-- Exercise description --
Copy out every record below, word for word.

— Start Data excerpts —

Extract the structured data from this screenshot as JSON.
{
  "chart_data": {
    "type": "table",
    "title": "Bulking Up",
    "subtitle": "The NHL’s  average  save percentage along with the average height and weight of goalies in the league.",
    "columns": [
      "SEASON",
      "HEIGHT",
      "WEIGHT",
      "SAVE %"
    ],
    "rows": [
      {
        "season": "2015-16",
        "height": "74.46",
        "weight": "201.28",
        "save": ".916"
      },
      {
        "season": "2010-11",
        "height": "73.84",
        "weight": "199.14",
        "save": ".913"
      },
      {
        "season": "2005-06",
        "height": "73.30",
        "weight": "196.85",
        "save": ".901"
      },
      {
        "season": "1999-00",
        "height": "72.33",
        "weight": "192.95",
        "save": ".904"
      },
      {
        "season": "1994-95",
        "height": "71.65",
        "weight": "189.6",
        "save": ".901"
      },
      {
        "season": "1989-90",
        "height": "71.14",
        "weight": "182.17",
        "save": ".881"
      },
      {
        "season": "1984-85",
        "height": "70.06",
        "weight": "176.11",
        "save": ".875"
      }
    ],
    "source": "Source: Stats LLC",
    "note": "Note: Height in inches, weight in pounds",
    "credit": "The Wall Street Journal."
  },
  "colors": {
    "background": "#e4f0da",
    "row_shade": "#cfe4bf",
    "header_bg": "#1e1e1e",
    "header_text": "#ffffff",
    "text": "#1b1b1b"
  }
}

— End Data excerpts —

-- Output of the task --
Extract the structured data from this screenshot as JSON.
{
  "chart_data": {
    "type": "table",
    "title": "Bulking Up",
    "subtitle": "The NHL’s  average  save percentage along with the average height and weight of goalies in the league.",
    "columns": [
      "SEASON",
      "HEIGHT",
      "WEIGHT",
      "SAVE %"
    ],
    "rows": [
      {
        "season": "2015-16",
        "height": "74.46",
        "weight": "201.28",
        "save": ".916"
      },
      {
        "season": "2010-11",
        "height": "73.84",
        "weight": "199.14",
        "save": ".913"
      },
      {
        "season": "2005-06",
        "height": "73.30",
        "weight": "196.85",
        "save": ".901"
      },
      {
        "season": "1999-00",
        "height": "72.33",
        "weight": "192.95",
        "save": ".904"
      },
      {
        "season": "1994-95",
        "height": "71.65",
        "weight": "189.6",
        "save": ".901"
      },
      {
        "season": "1989-90",
        "height": "71.14",
        "weight": "182.17",
        "save": ".881"
      },
      {
        "season": "1984-85",
        "height": "70.06",
        "weight": "176.11",
        "save": ".875"
      }
    ],
    "source": "Source: Stats LLC",
    "note": "Note: Height in inches, weight in pounds",
    "credit": "The Wall Street Journal."
  },
  "colors": {
    "background": "#e4f0da",
    "row_shade": "#cfe4bf",
    "header_bg": "#1e1e1e",
    "header_text": "#ffffff",
    "text": "#1b1b1b"
  }
}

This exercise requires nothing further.